- **Aim**
Copy the full set of lines exactly as given.

- **Dataset rows**
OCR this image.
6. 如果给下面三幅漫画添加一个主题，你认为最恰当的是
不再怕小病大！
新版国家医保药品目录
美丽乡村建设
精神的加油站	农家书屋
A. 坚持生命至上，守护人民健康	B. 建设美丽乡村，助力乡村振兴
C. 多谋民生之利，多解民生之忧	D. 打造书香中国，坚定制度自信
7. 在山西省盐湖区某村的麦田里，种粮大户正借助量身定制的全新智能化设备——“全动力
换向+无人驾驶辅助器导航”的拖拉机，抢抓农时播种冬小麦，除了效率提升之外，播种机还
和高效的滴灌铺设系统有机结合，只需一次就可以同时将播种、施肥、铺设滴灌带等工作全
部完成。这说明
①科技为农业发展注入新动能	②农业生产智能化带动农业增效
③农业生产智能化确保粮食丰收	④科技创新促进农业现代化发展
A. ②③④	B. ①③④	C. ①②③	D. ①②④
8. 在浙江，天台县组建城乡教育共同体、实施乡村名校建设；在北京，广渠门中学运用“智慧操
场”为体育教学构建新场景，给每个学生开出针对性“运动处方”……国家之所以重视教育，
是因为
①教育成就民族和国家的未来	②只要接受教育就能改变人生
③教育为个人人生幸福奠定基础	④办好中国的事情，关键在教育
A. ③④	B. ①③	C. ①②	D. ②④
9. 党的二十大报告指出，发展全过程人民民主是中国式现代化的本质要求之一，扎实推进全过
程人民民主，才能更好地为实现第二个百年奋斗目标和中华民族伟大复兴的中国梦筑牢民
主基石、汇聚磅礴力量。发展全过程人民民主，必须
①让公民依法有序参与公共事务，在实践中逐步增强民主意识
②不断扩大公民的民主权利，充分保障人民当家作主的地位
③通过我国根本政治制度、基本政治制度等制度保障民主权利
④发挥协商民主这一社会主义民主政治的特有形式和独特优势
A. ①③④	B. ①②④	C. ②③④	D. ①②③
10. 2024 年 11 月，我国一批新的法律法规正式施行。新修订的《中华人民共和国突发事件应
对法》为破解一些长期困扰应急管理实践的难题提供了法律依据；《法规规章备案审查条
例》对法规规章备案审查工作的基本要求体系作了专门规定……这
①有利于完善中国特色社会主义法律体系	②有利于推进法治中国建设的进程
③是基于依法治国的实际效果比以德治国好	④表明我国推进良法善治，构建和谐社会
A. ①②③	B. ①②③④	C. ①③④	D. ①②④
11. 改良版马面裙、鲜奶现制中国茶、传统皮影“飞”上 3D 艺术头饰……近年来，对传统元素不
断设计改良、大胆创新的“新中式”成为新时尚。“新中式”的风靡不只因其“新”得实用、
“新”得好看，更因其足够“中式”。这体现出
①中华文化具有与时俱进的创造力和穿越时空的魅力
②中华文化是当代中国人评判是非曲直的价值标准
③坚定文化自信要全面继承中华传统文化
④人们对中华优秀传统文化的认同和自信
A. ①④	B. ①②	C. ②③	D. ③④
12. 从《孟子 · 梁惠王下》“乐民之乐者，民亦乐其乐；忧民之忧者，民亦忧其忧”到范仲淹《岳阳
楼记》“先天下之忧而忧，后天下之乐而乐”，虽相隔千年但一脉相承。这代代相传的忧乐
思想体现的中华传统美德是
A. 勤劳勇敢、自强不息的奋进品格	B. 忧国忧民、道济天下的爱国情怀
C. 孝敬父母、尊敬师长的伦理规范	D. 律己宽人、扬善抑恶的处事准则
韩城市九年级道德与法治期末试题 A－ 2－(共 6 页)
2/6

- **Answer to the task**
OCR this image.
6. 如果给下面三幅漫画添加一个主题，你认为最恰当的是
不再怕小病大！
新版国家医保药品目录
美丽乡村建设
精神的加油站	农家书屋
A. 坚持生命至上，守护人民健康	B. 建设美丽乡村，助力乡村振兴
C. 多谋民生之利，多解民生之忧	D. 打造书香中国，坚定制度自信
7. 在山西省盐湖区某村的麦田里，种粮大户正借助量身定制的全新智能化设备——“全动力
换向+无人驾驶辅助器导航”的拖拉机，抢抓农时播种冬小麦，除了效率提升之外，播种机还
和高效的滴灌铺设系统有机结合，只需一次就可以同时将播种、施肥、铺设滴灌带等工作全
部完成。这说明
①科技为农业发展注入新动能	②农业生产智能化带动农业增效
③农业生产智能化确保粮食丰收	④科技创新促进农业现代化发展
A. ②③④	B. ①③④	C. ①②③	D. ①②④
8. 在浙江，天台县组建城乡教育共同体、实施乡村名校建设；在北京，广渠门中学运用“智慧操
场”为体育教学构建新场景，给每个学生开出针对性“运动处方”……国家之所以重视教育，
是因为
①教育成就民族和国家的未来	②只要接受教育就能改变人生
③教育为个人人生幸福奠定基础	④办好中国的事情，关键在教育
A. ③④	B. ①③	C. ①②	D. ②④
9. 党的二十大报告指出，发展全过程人民民主是中国式现代化的本质要求之一，扎实推进全过
程人民民主，才能更好地为实现第二个百年奋斗目标和中华民族伟大复兴的中国梦筑牢民
主基石、汇聚磅礴力量。发展全过程人民民主，必须
①让公民依法有序参与公共事务，在实践中逐步增强民主意识
②不断扩大公民的民主权利，充分保障人民当家作主的地位
③通过我国根本政治制度、基本政治制度等制度保障民主权利
④发挥协商民主这一社会主义民主政治的特有形式和独特优势
A. ①③④	B. ①②④	C. ②③④	D. ①②③
10. 2024 年 11 月，我国一批新的法律法规正式施行。新修订的《中华人民共和国突发事件应
对法》为破解一些长期困扰应急管理实践的难题提供了法律依据；《法规规章备案审查条
例》对法规规章备案审查工作的基本要求体系作了专门规定……这
①有利于完善中国特色社会主义法律体系	②有利于推进法治中国建设的进程
③是基于依法治国的实际效果比以德治国好	④表明我国推进良法善治，构建和谐社会
A. ①②③	B. ①②③④	C. ①③④	D. ①②④
11. 改良版马面裙、鲜奶现制中国茶、传统皮影“飞”上 3D 艺术头饰……近年来，对传统元素不
断设计改良、大胆创新的“新中式”成为新时尚。“新中式”的风靡不只因其“新”得实用、
“新”得好看，更因其足够“中式”。这体现出
①中华文化具有与时俱进的创造力和穿越时空的魅力
②中华文化是当代中国人评判是非曲直的价值标准
③坚定文化自信要全面继承中华传统文化
④人们对中华优秀传统文化的认同和自信
A. ①④	B. ①②	C. ②③	D. ③④
12. 从《孟子 · 梁惠王下》“乐民之乐者，民亦乐其乐；忧民之忧者，民亦忧其忧”到范仲淹《岳阳
楼记》“先天下之忧而忧，后天下之乐而乐”，虽相隔千年但一脉相承。这代代相传的忧乐
思想体现的中华传统美德是
A. 勤劳勇敢、自强不息的奋进品格	B. 忧国忧民、道济天下的爱国情怀
C. 孝敬父母、尊敬师长的伦理规范	D. 律己宽人、扬善抑恶的处事准则
韩城市九年级道德与法治期末试题 A－ 2－(共 6 页)
2/6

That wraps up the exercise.